Stated problem >>
Check every line of the entries below for the word "wilayah", and copy the ones that have it.

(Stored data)
(begin)

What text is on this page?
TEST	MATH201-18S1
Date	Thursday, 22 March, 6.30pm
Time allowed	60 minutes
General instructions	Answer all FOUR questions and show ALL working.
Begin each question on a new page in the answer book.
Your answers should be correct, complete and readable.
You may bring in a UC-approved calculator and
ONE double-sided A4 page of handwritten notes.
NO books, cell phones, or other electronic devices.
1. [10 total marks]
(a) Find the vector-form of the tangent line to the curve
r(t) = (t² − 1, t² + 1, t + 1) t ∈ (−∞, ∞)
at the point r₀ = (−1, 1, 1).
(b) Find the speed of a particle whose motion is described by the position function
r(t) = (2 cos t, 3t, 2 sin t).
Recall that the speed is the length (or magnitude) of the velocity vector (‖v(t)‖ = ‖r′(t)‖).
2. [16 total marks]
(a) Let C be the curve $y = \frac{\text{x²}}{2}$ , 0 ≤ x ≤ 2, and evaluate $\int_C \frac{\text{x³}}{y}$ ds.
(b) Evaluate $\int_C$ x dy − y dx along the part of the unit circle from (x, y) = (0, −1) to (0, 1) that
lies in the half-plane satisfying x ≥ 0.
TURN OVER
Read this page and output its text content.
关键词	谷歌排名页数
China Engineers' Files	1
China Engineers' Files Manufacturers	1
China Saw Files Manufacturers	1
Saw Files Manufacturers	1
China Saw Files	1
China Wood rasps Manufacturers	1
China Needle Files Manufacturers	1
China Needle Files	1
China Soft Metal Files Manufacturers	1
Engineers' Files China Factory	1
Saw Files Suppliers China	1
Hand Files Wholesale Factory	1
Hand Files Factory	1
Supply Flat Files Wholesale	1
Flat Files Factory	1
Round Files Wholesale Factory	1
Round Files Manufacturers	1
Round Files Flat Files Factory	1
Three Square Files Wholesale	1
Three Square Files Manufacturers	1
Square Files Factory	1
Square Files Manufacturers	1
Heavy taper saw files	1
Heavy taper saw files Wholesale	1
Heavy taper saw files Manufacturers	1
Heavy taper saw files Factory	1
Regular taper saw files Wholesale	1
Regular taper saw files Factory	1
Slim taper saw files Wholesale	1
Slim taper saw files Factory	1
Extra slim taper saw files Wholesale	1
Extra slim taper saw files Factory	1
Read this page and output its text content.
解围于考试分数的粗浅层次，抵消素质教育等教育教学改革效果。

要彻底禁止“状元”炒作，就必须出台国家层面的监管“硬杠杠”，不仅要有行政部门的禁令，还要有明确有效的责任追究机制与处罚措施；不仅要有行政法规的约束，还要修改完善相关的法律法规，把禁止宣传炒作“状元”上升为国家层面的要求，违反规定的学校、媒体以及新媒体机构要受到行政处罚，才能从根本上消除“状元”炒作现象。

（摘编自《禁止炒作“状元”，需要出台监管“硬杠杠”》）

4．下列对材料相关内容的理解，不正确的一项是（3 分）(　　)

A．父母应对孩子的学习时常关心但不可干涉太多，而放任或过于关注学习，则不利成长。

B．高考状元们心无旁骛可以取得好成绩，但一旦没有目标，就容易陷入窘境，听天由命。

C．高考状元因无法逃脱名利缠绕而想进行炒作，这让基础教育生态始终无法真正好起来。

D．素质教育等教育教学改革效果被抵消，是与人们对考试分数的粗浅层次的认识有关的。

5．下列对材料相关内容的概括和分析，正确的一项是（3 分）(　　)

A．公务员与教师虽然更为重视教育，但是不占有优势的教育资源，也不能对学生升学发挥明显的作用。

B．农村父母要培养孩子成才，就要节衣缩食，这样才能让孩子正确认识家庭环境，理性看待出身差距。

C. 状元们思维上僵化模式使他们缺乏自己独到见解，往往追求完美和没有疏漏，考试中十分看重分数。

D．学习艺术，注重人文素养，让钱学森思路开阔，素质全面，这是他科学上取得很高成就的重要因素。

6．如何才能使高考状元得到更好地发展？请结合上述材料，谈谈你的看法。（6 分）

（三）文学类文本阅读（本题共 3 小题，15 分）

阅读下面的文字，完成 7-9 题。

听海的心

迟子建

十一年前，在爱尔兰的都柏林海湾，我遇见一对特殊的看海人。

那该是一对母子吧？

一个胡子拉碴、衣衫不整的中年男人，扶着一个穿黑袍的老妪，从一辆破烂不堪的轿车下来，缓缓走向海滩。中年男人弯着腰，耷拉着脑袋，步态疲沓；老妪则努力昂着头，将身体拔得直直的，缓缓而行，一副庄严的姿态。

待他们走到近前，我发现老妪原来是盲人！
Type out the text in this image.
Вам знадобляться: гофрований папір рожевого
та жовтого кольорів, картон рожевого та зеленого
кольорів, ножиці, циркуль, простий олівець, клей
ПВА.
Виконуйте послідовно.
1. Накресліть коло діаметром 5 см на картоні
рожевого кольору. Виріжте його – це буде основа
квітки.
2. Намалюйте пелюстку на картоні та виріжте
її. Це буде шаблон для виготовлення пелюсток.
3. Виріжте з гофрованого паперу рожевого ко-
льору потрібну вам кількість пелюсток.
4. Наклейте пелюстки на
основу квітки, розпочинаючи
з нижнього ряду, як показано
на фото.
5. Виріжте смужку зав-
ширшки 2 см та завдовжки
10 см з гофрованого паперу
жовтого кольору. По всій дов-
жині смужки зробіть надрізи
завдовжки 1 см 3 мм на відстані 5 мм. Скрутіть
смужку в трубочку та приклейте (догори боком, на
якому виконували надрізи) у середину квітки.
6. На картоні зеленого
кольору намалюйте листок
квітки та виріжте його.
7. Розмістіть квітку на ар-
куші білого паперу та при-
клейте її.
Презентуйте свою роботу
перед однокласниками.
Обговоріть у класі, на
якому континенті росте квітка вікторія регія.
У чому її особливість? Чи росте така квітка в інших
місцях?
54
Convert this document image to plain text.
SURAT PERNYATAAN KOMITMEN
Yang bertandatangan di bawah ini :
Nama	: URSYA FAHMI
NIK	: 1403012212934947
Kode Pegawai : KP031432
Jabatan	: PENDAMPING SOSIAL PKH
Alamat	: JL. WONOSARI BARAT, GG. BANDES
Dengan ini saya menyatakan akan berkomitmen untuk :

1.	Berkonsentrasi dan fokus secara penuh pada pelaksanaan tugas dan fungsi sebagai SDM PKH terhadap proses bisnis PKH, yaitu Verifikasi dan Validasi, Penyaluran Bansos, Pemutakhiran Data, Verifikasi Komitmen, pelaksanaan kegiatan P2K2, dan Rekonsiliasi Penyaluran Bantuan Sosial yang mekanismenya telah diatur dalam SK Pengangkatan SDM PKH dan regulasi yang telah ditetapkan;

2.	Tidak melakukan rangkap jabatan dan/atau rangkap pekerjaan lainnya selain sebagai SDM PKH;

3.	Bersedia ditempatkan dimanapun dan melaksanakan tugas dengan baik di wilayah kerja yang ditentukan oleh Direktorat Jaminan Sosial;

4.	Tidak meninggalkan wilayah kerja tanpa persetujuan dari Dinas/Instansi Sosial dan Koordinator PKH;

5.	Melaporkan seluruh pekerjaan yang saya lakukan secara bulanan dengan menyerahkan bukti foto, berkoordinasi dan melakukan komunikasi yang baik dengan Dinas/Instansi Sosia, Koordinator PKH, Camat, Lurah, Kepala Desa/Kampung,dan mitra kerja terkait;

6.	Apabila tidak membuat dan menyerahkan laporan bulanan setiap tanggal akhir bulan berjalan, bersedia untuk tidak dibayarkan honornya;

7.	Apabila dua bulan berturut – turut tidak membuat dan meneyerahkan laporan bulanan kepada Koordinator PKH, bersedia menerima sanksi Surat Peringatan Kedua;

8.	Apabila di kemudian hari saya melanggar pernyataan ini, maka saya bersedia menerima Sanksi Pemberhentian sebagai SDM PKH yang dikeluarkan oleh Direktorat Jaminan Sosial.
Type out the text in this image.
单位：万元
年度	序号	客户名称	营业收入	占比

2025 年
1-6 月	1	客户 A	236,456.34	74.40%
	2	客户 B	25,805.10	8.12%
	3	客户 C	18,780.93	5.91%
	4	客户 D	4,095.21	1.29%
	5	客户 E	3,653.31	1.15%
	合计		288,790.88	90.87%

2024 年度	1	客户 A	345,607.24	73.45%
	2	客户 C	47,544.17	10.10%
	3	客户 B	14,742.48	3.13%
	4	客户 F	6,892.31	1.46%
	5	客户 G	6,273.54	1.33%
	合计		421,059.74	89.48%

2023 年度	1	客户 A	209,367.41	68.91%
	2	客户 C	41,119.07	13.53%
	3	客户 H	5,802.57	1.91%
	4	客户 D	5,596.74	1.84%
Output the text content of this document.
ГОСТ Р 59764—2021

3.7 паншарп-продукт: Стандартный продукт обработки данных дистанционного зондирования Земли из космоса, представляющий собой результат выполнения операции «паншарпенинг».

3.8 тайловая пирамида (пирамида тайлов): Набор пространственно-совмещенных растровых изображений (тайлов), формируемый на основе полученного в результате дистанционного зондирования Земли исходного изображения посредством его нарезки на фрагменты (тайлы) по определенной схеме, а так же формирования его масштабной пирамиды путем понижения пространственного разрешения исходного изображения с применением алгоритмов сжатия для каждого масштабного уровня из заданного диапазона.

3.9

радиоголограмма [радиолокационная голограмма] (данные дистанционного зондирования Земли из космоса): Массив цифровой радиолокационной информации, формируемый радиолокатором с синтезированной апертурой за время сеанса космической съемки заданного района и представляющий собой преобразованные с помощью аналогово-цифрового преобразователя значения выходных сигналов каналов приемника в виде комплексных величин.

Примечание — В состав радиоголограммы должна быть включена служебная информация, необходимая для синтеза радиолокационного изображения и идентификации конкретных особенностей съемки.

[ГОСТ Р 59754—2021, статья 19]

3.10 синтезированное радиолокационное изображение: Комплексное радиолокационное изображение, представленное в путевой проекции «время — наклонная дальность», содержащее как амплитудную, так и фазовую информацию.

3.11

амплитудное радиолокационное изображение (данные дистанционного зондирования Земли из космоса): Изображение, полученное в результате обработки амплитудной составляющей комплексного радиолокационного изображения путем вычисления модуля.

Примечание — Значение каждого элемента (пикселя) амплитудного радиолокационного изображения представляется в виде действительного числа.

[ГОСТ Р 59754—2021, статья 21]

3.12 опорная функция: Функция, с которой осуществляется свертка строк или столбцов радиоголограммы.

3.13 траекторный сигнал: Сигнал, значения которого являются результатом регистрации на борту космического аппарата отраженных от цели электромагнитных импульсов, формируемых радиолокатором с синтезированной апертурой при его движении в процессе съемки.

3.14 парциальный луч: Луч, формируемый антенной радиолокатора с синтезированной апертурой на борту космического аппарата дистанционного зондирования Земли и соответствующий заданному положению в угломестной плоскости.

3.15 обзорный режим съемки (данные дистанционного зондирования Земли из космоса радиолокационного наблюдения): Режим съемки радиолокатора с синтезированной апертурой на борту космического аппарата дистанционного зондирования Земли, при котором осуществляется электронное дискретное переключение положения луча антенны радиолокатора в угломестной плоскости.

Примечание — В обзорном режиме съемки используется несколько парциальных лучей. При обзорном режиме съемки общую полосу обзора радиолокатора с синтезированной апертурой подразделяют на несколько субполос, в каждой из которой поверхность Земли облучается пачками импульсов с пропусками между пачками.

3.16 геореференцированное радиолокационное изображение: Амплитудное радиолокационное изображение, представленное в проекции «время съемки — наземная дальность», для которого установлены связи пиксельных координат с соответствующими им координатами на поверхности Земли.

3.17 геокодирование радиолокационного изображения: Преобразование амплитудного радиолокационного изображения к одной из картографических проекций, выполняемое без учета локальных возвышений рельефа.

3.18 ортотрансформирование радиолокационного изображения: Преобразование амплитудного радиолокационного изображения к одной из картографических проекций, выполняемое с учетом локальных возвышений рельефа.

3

(end)

Result of this task >>
3.	Bersedia ditempatkan dimanapun dan melaksanakan tugas dengan baik di wilayah kerja yang ditentukan oleh Direktorat Jaminan Sosial;
4.	Tidak meninggalkan wilayah kerja tanpa persetujuan dari Dinas/Instansi Sosial dan Koordinator PKH;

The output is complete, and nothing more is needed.